Aim of the exercise: Pick out every line with the word "rising" and copy it.

**** Extracted entries

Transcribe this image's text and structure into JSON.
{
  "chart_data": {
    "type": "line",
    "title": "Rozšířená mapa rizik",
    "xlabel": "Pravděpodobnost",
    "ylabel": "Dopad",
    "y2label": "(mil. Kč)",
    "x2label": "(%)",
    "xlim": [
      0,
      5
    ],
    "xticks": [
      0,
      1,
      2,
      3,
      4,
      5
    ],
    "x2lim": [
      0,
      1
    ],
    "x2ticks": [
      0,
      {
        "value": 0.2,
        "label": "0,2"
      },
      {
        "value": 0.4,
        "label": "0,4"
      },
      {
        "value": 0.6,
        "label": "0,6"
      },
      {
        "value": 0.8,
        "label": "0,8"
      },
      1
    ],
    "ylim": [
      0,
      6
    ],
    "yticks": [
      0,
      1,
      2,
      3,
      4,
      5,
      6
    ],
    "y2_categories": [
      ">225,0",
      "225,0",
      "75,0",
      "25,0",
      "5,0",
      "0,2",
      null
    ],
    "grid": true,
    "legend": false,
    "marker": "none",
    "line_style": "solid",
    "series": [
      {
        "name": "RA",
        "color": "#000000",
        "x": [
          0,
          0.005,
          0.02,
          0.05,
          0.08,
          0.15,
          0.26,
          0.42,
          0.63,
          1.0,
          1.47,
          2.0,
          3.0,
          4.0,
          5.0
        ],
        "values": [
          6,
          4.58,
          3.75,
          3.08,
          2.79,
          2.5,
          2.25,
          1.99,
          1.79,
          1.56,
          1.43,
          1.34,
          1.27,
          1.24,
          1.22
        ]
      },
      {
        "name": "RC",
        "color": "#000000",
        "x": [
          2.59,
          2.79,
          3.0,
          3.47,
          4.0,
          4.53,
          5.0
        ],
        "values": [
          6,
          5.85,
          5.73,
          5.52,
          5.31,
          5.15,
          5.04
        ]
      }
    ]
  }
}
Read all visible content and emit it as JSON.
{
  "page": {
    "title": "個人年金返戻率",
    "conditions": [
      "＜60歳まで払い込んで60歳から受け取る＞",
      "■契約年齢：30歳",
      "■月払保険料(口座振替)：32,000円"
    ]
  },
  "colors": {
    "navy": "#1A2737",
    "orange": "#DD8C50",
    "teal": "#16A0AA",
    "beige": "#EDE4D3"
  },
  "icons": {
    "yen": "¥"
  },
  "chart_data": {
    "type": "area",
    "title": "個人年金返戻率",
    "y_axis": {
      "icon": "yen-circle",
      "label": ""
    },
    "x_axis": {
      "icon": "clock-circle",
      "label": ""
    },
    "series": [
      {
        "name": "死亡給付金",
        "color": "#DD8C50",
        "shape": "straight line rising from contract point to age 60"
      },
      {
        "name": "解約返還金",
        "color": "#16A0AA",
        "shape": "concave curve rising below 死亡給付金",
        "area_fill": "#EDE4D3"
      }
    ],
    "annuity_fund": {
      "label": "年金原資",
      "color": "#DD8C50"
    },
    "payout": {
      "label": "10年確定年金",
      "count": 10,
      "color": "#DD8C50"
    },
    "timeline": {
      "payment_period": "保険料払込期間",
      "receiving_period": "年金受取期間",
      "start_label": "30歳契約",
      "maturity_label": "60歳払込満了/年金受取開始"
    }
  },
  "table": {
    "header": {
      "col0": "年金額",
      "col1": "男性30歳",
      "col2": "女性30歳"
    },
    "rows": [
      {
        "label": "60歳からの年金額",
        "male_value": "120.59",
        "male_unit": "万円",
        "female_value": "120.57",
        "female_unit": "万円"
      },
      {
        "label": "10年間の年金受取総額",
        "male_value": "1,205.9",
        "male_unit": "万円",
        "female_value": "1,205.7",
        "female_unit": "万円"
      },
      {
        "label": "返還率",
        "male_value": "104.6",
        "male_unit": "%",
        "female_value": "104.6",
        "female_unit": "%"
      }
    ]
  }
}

********

Correct output:
        "shape": "straight line rising from contract point to age 60"
        "shape": "concave curve rising below 死亡給付金",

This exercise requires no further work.